━━ RAW DATA

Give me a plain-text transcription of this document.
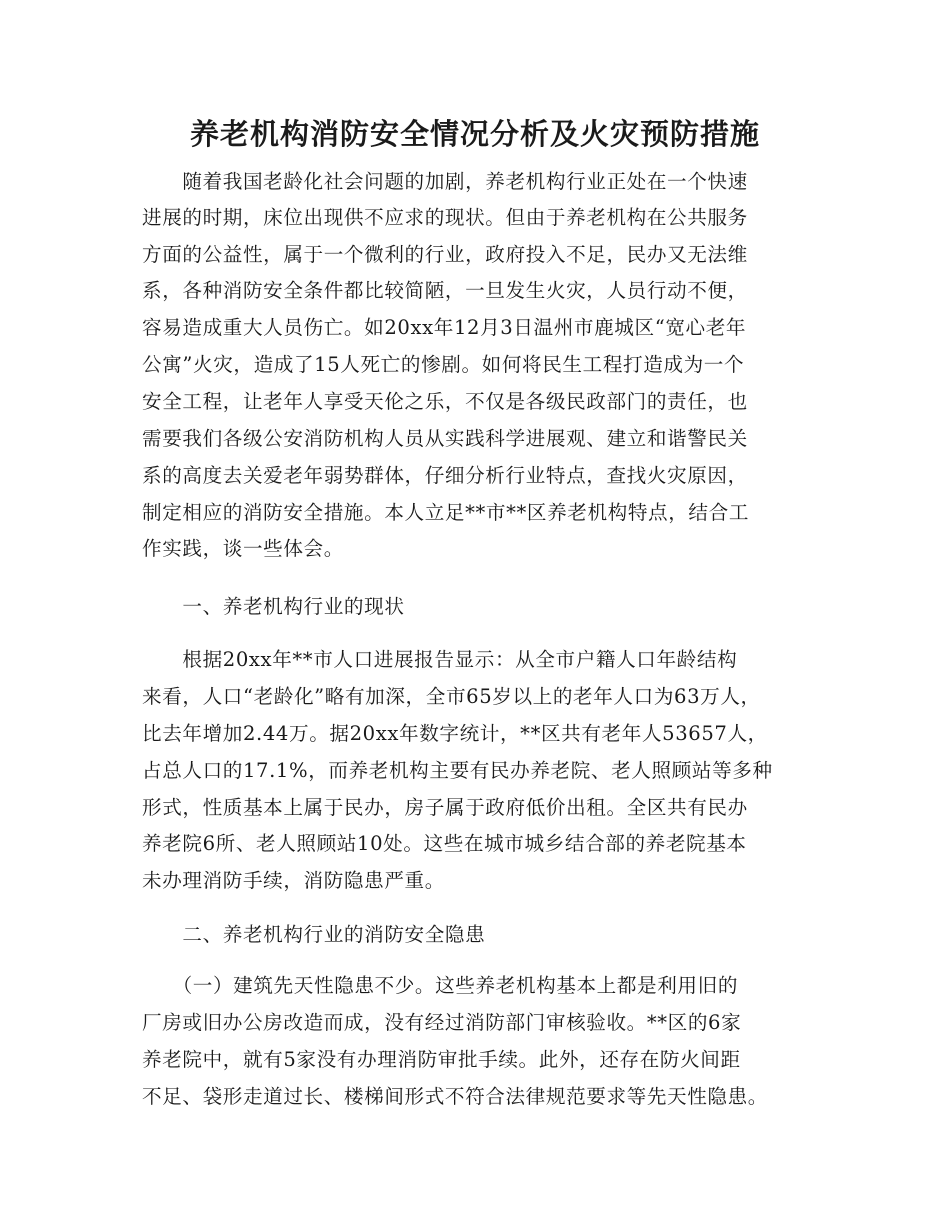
养老机构消防安全情况分析及火灾预防措施
　　随着我国老龄化社会问题的加剧，养老机构行业正处在一个快速
进展的时期，床位出现供不应求的现状。但由于养老机构在公共服务
方面的公益性，属于一个微利的行业，政府投入不足，民办又无法维
系，各种消防安全条件都比较简陋，一旦发生火灾，人员行动不便，
容易造成重大人员伤亡。如20xx年12月3日温州市鹿城区“宽心老年
公寓”火灾，造成了15人死亡的惨剧。如何将民生工程打造成为一个
安全工程，让老年人享受天伦之乐，不仅是各级民政部门的责任，也
需要我们各级公安消防机构人员从实践科学进展观、建立和谐警民关
系的高度去关爱老年弱势群体，仔细分析行业特点，查找火灾原因，
制定相应的消防安全措施。本人立足**市**区养老机构特点，结合工
作实践，谈一些体会。
　　一、养老机构行业的现状
　　根据20xx年**市人口进展报告显示：从全市户籍人口年龄结构
来看，人口“老龄化”略有加深，全市65岁以上的老年人口为63万人，
比去年增加2.44万。据20xx年数字统计，**区共有老年人53657人，
占总人口的17.1%，而养老机构主要有民办养老院、老人照顾站等多种
形式，性质基本上属于民办，房子属于政府低价出租。全区共有民办
养老院6所、老人照顾站10处。这些在城市城乡结合部的养老院基本
未办理消防手续，消防隐患严重。
　　二、养老机构行业的消防安全隐患
　　（一）建筑先天性隐患不少。这些养老机构基本上都是利用旧的
厂房或旧办公房改造而成，没有经过消防部门审核验收。**区的6家
养老院中，就有5家没有办理消防审批手续。此外，还存在防火间距
不足、袋形走道过长、楼梯间形式不符合法律规范要求等先天性隐患。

━━━━

(WORK INSTRUCTIONS): Strip the images and reproduce the remaining records precisely.

(ANSWER TO THE TASK):
Give me a plain-text transcription of this document.
养老机构消防安全情况分析及火灾预防措施
　　随着我国老龄化社会问题的加剧，养老机构行业正处在一个快速
进展的时期，床位出现供不应求的现状。但由于养老机构在公共服务
方面的公益性，属于一个微利的行业，政府投入不足，民办又无法维
系，各种消防安全条件都比较简陋，一旦发生火灾，人员行动不便，
容易造成重大人员伤亡。如20xx年12月3日温州市鹿城区“宽心老年
公寓”火灾，造成了15人死亡的惨剧。如何将民生工程打造成为一个
安全工程，让老年人享受天伦之乐，不仅是各级民政部门的责任，也
需要我们各级公安消防机构人员从实践科学进展观、建立和谐警民关
系的高度去关爱老年弱势群体，仔细分析行业特点，查找火灾原因，
制定相应的消防安全措施。本人立足**市**区养老机构特点，结合工
作实践，谈一些体会。
　　一、养老机构行业的现状
　　根据20xx年**市人口进展报告显示：从全市户籍人口年龄结构
来看，人口“老龄化”略有加深，全市65岁以上的老年人口为63万人，
比去年增加2.44万。据20xx年数字统计，**区共有老年人53657人，
占总人口的17.1%，而养老机构主要有民办养老院、老人照顾站等多种
形式，性质基本上属于民办，房子属于政府低价出租。全区共有民办
养老院6所、老人照顾站10处。这些在城市城乡结合部的养老院基本
未办理消防手续，消防隐患严重。
　　二、养老机构行业的消防安全隐患
　　（一）建筑先天性隐患不少。这些养老机构基本上都是利用旧的
厂房或旧办公房改造而成，没有经过消防部门审核验收。**区的6家
养老院中，就有5家没有办理消防审批手续。此外，还存在防火间距
不足、袋形走道过长、楼梯间形式不符合法律规范要求等先天性隐患。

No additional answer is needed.